┌─ Recorded information

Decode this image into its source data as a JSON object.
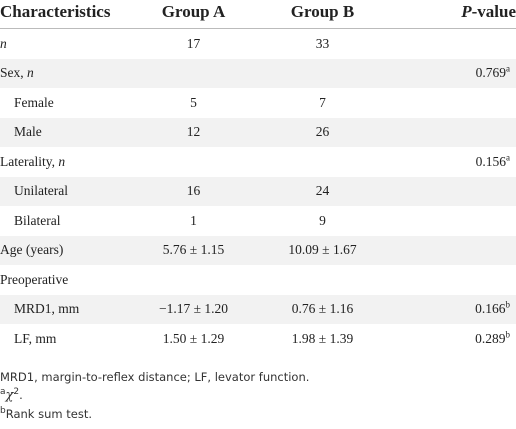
{
  "table": {
    "header": [
      "Characteristics",
      "Group A",
      "Group B",
      [
        {
          "i": "P"
        },
        "-value"
      ]
    ],
    "rows": [
      {
        "label": [
          {
            "i": "n"
          }
        ],
        "group_a": "17",
        "group_b": "33"
      },
      {
        "label": [
          "Sex, ",
          {
            "i": "n"
          }
        ],
        "p_value": [
          "0.769",
          {
            "sup": "a"
          }
        ],
        "sub": [
          {
            "label": "Female",
            "group_a": "5",
            "group_b": "7"
          },
          {
            "label": "Male",
            "group_a": "12",
            "group_b": "26"
          }
        ]
      },
      {
        "label": [
          "Laterality, ",
          {
            "i": "n"
          }
        ],
        "p_value": [
          "0.156",
          {
            "sup": "a"
          }
        ],
        "sub": [
          {
            "label": "Unilateral",
            "group_a": "16",
            "group_b": "24"
          },
          {
            "label": "Bilateral",
            "group_a": "1",
            "group_b": "9"
          }
        ]
      },
      {
        "label": "Age (years)",
        "group_a": "5.76 ± 1.15",
        "group_b": "10.09 ± 1.67"
      },
      {
        "label": "Preoperative",
        "sub": [
          {
            "label": "MRD1, mm",
            "group_a": "−1.17 ± 1.20",
            "group_b": "0.76 ± 1.16",
            "p_value": [
              "0.166",
              {
                "sup": "b"
              }
            ]
          },
          {
            "label": "LF, mm",
            "group_a": "1.50 ± 1.29",
            "group_b": "1.98 ± 1.39",
            "p_value": [
              "0.289",
              {
                "sup": "b"
              }
            ]
          }
        ]
      }
    ]
  },
  "notes": [
    [
      "MRD1, margin-to-reflex distance; LF, levator function."
    ],
    [
      {
        "sup": "a"
      },
      {
        "chi": "χ"
      },
      {
        "sup": "2"
      },
      "."
    ],
    [
      {
        "sup": "b"
      },
      "Rank sum test."
    ]
  ]
}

└─

-- What needs to be done --
Copy each line of the data that contains the word "label".

-- Finished answer --
        "label": [
        "label": [
            "label": "Female",
            "label": "Male",
        "label": [
            "label": "Unilateral",
            "label": "Bilateral",
        "label": "Age (years)",
        "label": "Preoperative",
            "label": "MRD1, mm",
            "label": "LF, mm",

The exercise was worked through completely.